══ Supplied material ══

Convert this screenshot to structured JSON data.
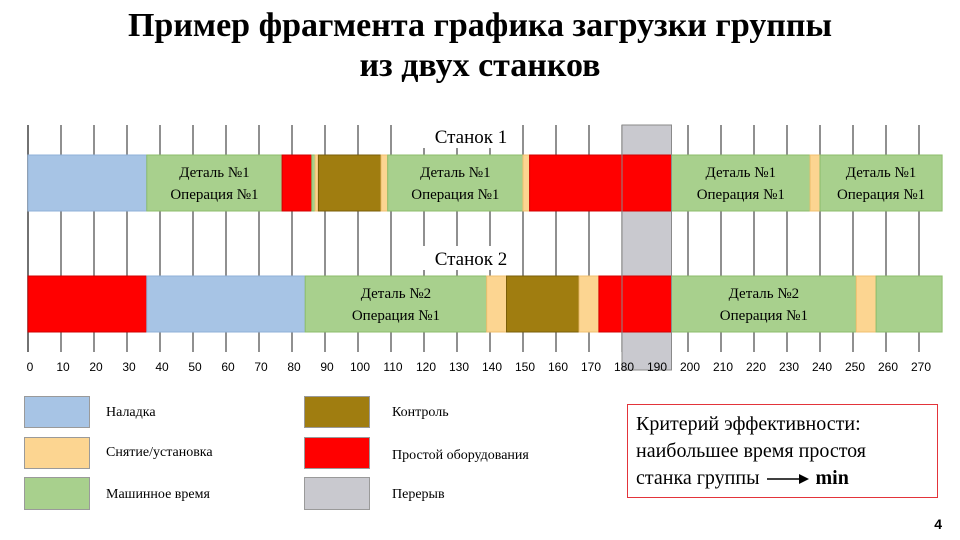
{
  "slide": {
    "title_line1": "Пример фрагмента графика загрузки группы",
    "title_line2": "из двух станков",
    "page_number": "4"
  },
  "colors": {
    "setup": "#a7c4e5",
    "load_unload": "#fcd591",
    "machine_time": "#a8d08d",
    "control": "#a07d10",
    "downtime": "#ff0000",
    "break": "#c9c9cf"
  },
  "chart_data": {
    "type": "gantt",
    "x_range": [
      0,
      270
    ],
    "ticks": [
      0,
      10,
      20,
      30,
      40,
      50,
      60,
      70,
      80,
      90,
      100,
      110,
      120,
      130,
      140,
      150,
      160,
      170,
      180,
      190,
      200,
      210,
      220,
      230,
      240,
      250,
      260,
      270
    ],
    "tick_labels": [
      "0",
      "10",
      "20",
      "30",
      "40",
      "50",
      "60",
      "70",
      "80",
      "90",
      "100",
      "110",
      "120",
      "130",
      "140",
      "150",
      "160",
      "170",
      "180",
      "190",
      "200",
      "210",
      "220",
      "230",
      "240",
      "250",
      "260",
      "270"
    ],
    "break_interval": [
      180,
      195
    ],
    "machines": [
      {
        "name": "Станок 1",
        "segments": [
          {
            "start": 0,
            "end": 36,
            "kind": "setup"
          },
          {
            "start": 36,
            "end": 77,
            "kind": "machine_time",
            "label_line1": "Деталь №1",
            "label_line2": "Операция №1"
          },
          {
            "start": 77,
            "end": 86,
            "kind": "downtime"
          },
          {
            "start": 86,
            "end": 87,
            "kind": "machine_time"
          },
          {
            "start": 87,
            "end": 88,
            "kind": "load_unload"
          },
          {
            "start": 88,
            "end": 107,
            "kind": "control"
          },
          {
            "start": 107,
            "end": 109,
            "kind": "load_unload"
          },
          {
            "start": 109,
            "end": 150,
            "kind": "machine_time",
            "label_line1": "Деталь №1",
            "label_line2": "Операция №1"
          },
          {
            "start": 150,
            "end": 152,
            "kind": "load_unload"
          },
          {
            "start": 152,
            "end": 195,
            "kind": "downtime"
          },
          {
            "start": 195,
            "end": 237,
            "kind": "machine_time",
            "label_line1": "Деталь №1",
            "label_line2": "Операция №1"
          },
          {
            "start": 237,
            "end": 240,
            "kind": "load_unload"
          },
          {
            "start": 240,
            "end": 277,
            "kind": "machine_time",
            "label_line1": "Деталь №1",
            "label_line2": "Операция №1"
          }
        ]
      },
      {
        "name": "Станок 2",
        "segments": [
          {
            "start": 0,
            "end": 36,
            "kind": "downtime"
          },
          {
            "start": 36,
            "end": 84,
            "kind": "setup"
          },
          {
            "start": 84,
            "end": 139,
            "kind": "machine_time",
            "label_line1": "Деталь №2",
            "label_line2": "Операция №1"
          },
          {
            "start": 139,
            "end": 145,
            "kind": "load_unload"
          },
          {
            "start": 145,
            "end": 167,
            "kind": "control"
          },
          {
            "start": 167,
            "end": 173,
            "kind": "load_unload"
          },
          {
            "start": 173,
            "end": 195,
            "kind": "downtime"
          },
          {
            "start": 195,
            "end": 251,
            "kind": "machine_time",
            "label_line1": "Деталь №2",
            "label_line2": "Операция №1"
          },
          {
            "start": 251,
            "end": 257,
            "kind": "load_unload"
          },
          {
            "start": 257,
            "end": 277,
            "kind": "machine_time"
          }
        ]
      }
    ],
    "legend": [
      {
        "kind": "setup",
        "label": "Наладка"
      },
      {
        "kind": "load_unload",
        "label": "Снятие/установка"
      },
      {
        "kind": "machine_time",
        "label": "Машинное время"
      },
      {
        "kind": "control",
        "label": "Контроль"
      },
      {
        "kind": "downtime",
        "label": "Простой оборудования"
      },
      {
        "kind": "break",
        "label": "Перерыв"
      }
    ]
  },
  "criterion": {
    "line1": "Критерий эффективности:",
    "line2": "наибольшее время простоя",
    "line3_text": "станка группы",
    "line3_value": "min"
  }
}
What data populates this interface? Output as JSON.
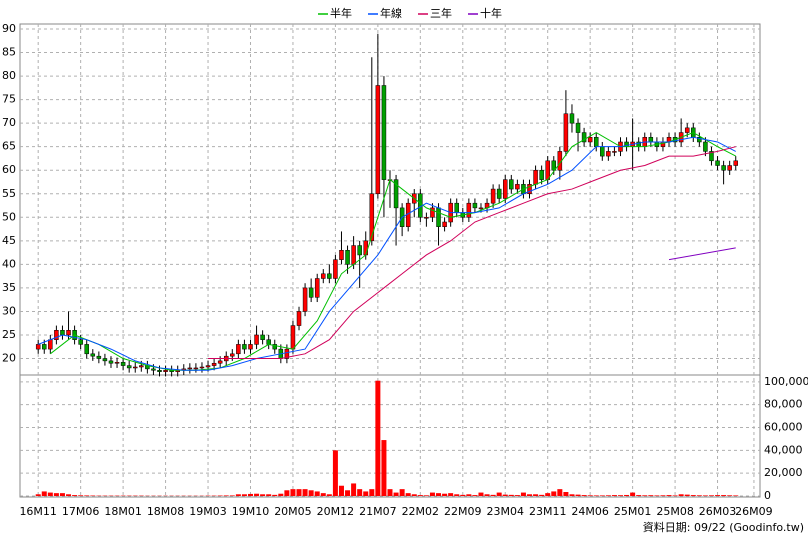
{
  "chart_data": {
    "type": "candlestick",
    "grid": true,
    "up_color": "#ff0000",
    "down_color": "#00a000",
    "volume_color": "#ff0000",
    "note": "資料日期: 09/22  (Goodinfo.tw)",
    "series": [
      {
        "name": "半年",
        "color": "#00c000",
        "x": [
          2,
          6,
          10,
          14,
          18,
          22,
          26,
          30,
          34,
          38,
          42,
          46,
          50,
          54,
          56,
          58,
          60,
          64,
          68,
          72,
          76,
          80,
          84,
          88,
          92,
          96,
          100,
          104,
          108,
          112,
          115
        ],
        "values": [
          21,
          25,
          23,
          20,
          18.5,
          17.5,
          17.5,
          18,
          20,
          23,
          22,
          28,
          38,
          42,
          50,
          58,
          56,
          52,
          50,
          51,
          53,
          56,
          58,
          65,
          68,
          65,
          65,
          66,
          68,
          65,
          63
        ]
      },
      {
        "name": "年線",
        "color": "#0050ff",
        "x": [
          0,
          4,
          8,
          12,
          16,
          20,
          24,
          28,
          32,
          36,
          40,
          44,
          48,
          52,
          56,
          60,
          64,
          68,
          72,
          76,
          80,
          84,
          88,
          92,
          96,
          100,
          104,
          108,
          112,
          115
        ],
        "values": [
          23,
          25,
          24,
          22,
          19.5,
          18,
          17.5,
          17.5,
          18.5,
          20,
          21,
          22,
          30,
          36,
          42,
          50,
          53,
          51,
          51,
          52,
          55,
          57,
          60,
          65,
          65,
          66,
          66,
          67,
          66,
          64
        ]
      },
      {
        "name": "三年",
        "color": "#d0005a",
        "x": [
          28,
          32,
          36,
          40,
          44,
          48,
          52,
          56,
          60,
          64,
          68,
          72,
          76,
          80,
          84,
          88,
          92,
          96,
          100,
          104,
          108,
          112,
          115
        ],
        "values": [
          20,
          20,
          20,
          20,
          21,
          24,
          30,
          34,
          38,
          42,
          45,
          49,
          51,
          53,
          55,
          56,
          58,
          60,
          61,
          63,
          63,
          64,
          65
        ]
      },
      {
        "name": "十年",
        "color": "#8000c0",
        "x": [
          104,
          115
        ],
        "values": [
          41,
          43.5
        ]
      }
    ],
    "open": [
      22,
      23,
      22,
      24,
      26,
      25,
      26,
      24,
      23,
      21,
      20.5,
      20,
      19.5,
      19,
      19.2,
      18.5,
      18,
      18.2,
      18.5,
      17.8,
      17.5,
      17.2,
      17.5,
      17.2,
      17.5,
      17.8,
      18,
      18,
      18.2,
      18.5,
      19,
      19.5,
      20.5,
      21,
      23,
      22,
      23,
      25,
      24,
      23,
      22,
      20,
      22,
      27,
      30,
      35,
      33,
      37,
      38,
      37,
      41,
      43,
      40,
      44,
      42,
      45,
      55,
      78,
      58,
      58,
      52,
      48,
      53,
      55,
      50,
      50,
      52,
      48,
      49,
      53,
      51,
      50,
      53,
      52,
      52,
      53,
      56,
      54,
      58,
      56,
      57,
      55,
      57,
      60,
      58,
      62,
      60,
      64,
      72,
      70,
      68,
      66,
      67,
      65,
      63,
      64,
      64,
      66,
      65,
      66,
      65,
      67,
      66,
      65,
      66,
      67,
      66,
      68,
      69,
      67,
      66,
      64,
      62,
      61,
      60,
      61
    ],
    "high": [
      24,
      24,
      25,
      27,
      27,
      30,
      27,
      25,
      24,
      22,
      21.5,
      21,
      20.5,
      20.2,
      20.2,
      19.5,
      19.2,
      19.5,
      19.5,
      18.8,
      18.5,
      18.5,
      18.5,
      18.5,
      18.8,
      19,
      19,
      19.2,
      19.5,
      20,
      20.5,
      21.5,
      22,
      24,
      24,
      24,
      27,
      26,
      25,
      24,
      23,
      23,
      28,
      31,
      36,
      37,
      38,
      39,
      40,
      42,
      47,
      44,
      46,
      45,
      47,
      84,
      89,
      80,
      60,
      59,
      53,
      54,
      56,
      56,
      51,
      53,
      53,
      50,
      54,
      54,
      52,
      54,
      54,
      53,
      54,
      57,
      57,
      59,
      59,
      58,
      58,
      58,
      61,
      61,
      63,
      63,
      65,
      77,
      74,
      71,
      69,
      68,
      68,
      66,
      65,
      65,
      67,
      67,
      71,
      67,
      68,
      68,
      67,
      67,
      68,
      68,
      71,
      70,
      70,
      68,
      67,
      65,
      63,
      62,
      62,
      63
    ],
    "low": [
      21,
      21,
      21,
      23,
      24,
      24,
      23,
      22,
      20,
      19.5,
      19,
      18.5,
      18,
      18,
      17.5,
      17,
      17,
      17.2,
      16.8,
      16.5,
      16.2,
      16.2,
      16.2,
      16.2,
      16.5,
      16.8,
      17,
      17,
      17.2,
      17.5,
      18,
      18.5,
      19.5,
      20,
      21,
      21,
      22,
      23,
      22,
      21,
      19,
      19,
      21,
      26,
      29,
      32,
      32,
      36,
      36,
      36,
      40,
      38,
      39,
      35,
      41,
      44,
      54,
      50,
      52,
      44,
      46,
      47,
      50,
      49,
      48,
      49,
      44,
      47,
      48,
      50,
      49,
      49,
      51,
      51,
      51,
      52,
      53,
      53,
      55,
      55,
      54,
      54,
      56,
      57,
      57,
      59,
      58,
      63,
      68,
      64,
      65,
      65,
      64,
      62,
      62,
      63,
      63,
      64,
      60,
      64,
      64,
      65,
      64,
      64,
      65,
      65,
      65,
      67,
      66,
      65,
      63,
      61,
      60,
      57,
      59,
      60
    ],
    "close": [
      23,
      22,
      24,
      26,
      25,
      26,
      24,
      23,
      21,
      20.5,
      20,
      19.5,
      19,
      19.2,
      18.5,
      18,
      18.2,
      18.5,
      17.8,
      17.5,
      17.2,
      17.5,
      17.2,
      17.5,
      17.8,
      18,
      18,
      18.2,
      18.5,
      19,
      19.5,
      20.5,
      21,
      23,
      22,
      23,
      25,
      24,
      23,
      22,
      20,
      22,
      27,
      30,
      35,
      33,
      37,
      38,
      37,
      41,
      43,
      40,
      44,
      42,
      45,
      55,
      78,
      58,
      58,
      52,
      48,
      53,
      55,
      50,
      50,
      52,
      48,
      49,
      53,
      51,
      50,
      53,
      52,
      52,
      53,
      56,
      54,
      58,
      56,
      57,
      55,
      57,
      60,
      58,
      62,
      60,
      64,
      72,
      70,
      68,
      66,
      67,
      65,
      63,
      64,
      64,
      66,
      65,
      66,
      65,
      67,
      66,
      65,
      66,
      67,
      66,
      68,
      69,
      67,
      66,
      64,
      62,
      61,
      60,
      61,
      62
    ],
    "volume": [
      1500,
      4000,
      3000,
      2500,
      2500,
      1500,
      800,
      600,
      500,
      400,
      300,
      300,
      300,
      300,
      300,
      300,
      300,
      300,
      200,
      200,
      200,
      200,
      200,
      200,
      200,
      200,
      200,
      200,
      300,
      300,
      400,
      500,
      500,
      1500,
      1500,
      1800,
      2000,
      1500,
      1500,
      1000,
      2000,
      5000,
      6000,
      6000,
      6000,
      5000,
      4000,
      2500,
      1500,
      40000,
      9000,
      5000,
      11000,
      6000,
      4000,
      6000,
      101000,
      49000,
      6000,
      3000,
      6000,
      2500,
      1500,
      800,
      600,
      3000,
      2500,
      2000,
      2500,
      1500,
      1000,
      1500,
      800,
      3000,
      1500,
      1000,
      3000,
      1200,
      1000,
      800,
      3000,
      1500,
      1500,
      1000,
      2500,
      4000,
      6000,
      3500,
      1500,
      1200,
      800,
      600,
      500,
      500,
      600,
      800,
      700,
      900,
      3000,
      800,
      600,
      700,
      500,
      600,
      800,
      500,
      1500,
      1200,
      800,
      600,
      500,
      600,
      800,
      800,
      600,
      500
    ],
    "xlim": [
      -3,
      119
    ],
    "xticks": [
      {
        "value": 0,
        "label": "16M11"
      },
      {
        "value": 7,
        "label": "17M06"
      },
      {
        "value": 14,
        "label": "18M01"
      },
      {
        "value": 21,
        "label": "18M08"
      },
      {
        "value": 28,
        "label": "19M03"
      },
      {
        "value": 35,
        "label": "19M10"
      },
      {
        "value": 42,
        "label": "20M05"
      },
      {
        "value": 49,
        "label": "20M12"
      },
      {
        "value": 56,
        "label": "21M07"
      },
      {
        "value": 63,
        "label": "22M02"
      },
      {
        "value": 70,
        "label": "22M09"
      },
      {
        "value": 77,
        "label": "23M04"
      },
      {
        "value": 84,
        "label": "23M11"
      },
      {
        "value": 91,
        "label": "24M06"
      },
      {
        "value": 98,
        "label": "25M01"
      },
      {
        "value": 105,
        "label": "25M08"
      },
      {
        "value": 112,
        "label": "26M03"
      },
      {
        "value": 118,
        "label": "26M09"
      }
    ],
    "ylim": [
      16.5,
      90
    ],
    "yticks": [
      20,
      25,
      30,
      35,
      40,
      45,
      50,
      55,
      60,
      65,
      70,
      75,
      80,
      85,
      90
    ],
    "volume_ylim": [
      0,
      106000
    ],
    "volume_yticks": [
      0,
      {
        "value": 20000,
        "label": "20,000"
      },
      {
        "value": 40000,
        "label": "40,000"
      },
      {
        "value": 60000,
        "label": "60,000"
      },
      {
        "value": 80000,
        "label": "80,000"
      },
      {
        "value": 100000,
        "label": "100,000"
      }
    ]
  }
}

═══

Written problem ▸ Where a line of the records above holds the word "this", copy that line.

Worked answer ▸
Convert this screenshot to structured JSON data.
What data populates this interface? Output as JSON.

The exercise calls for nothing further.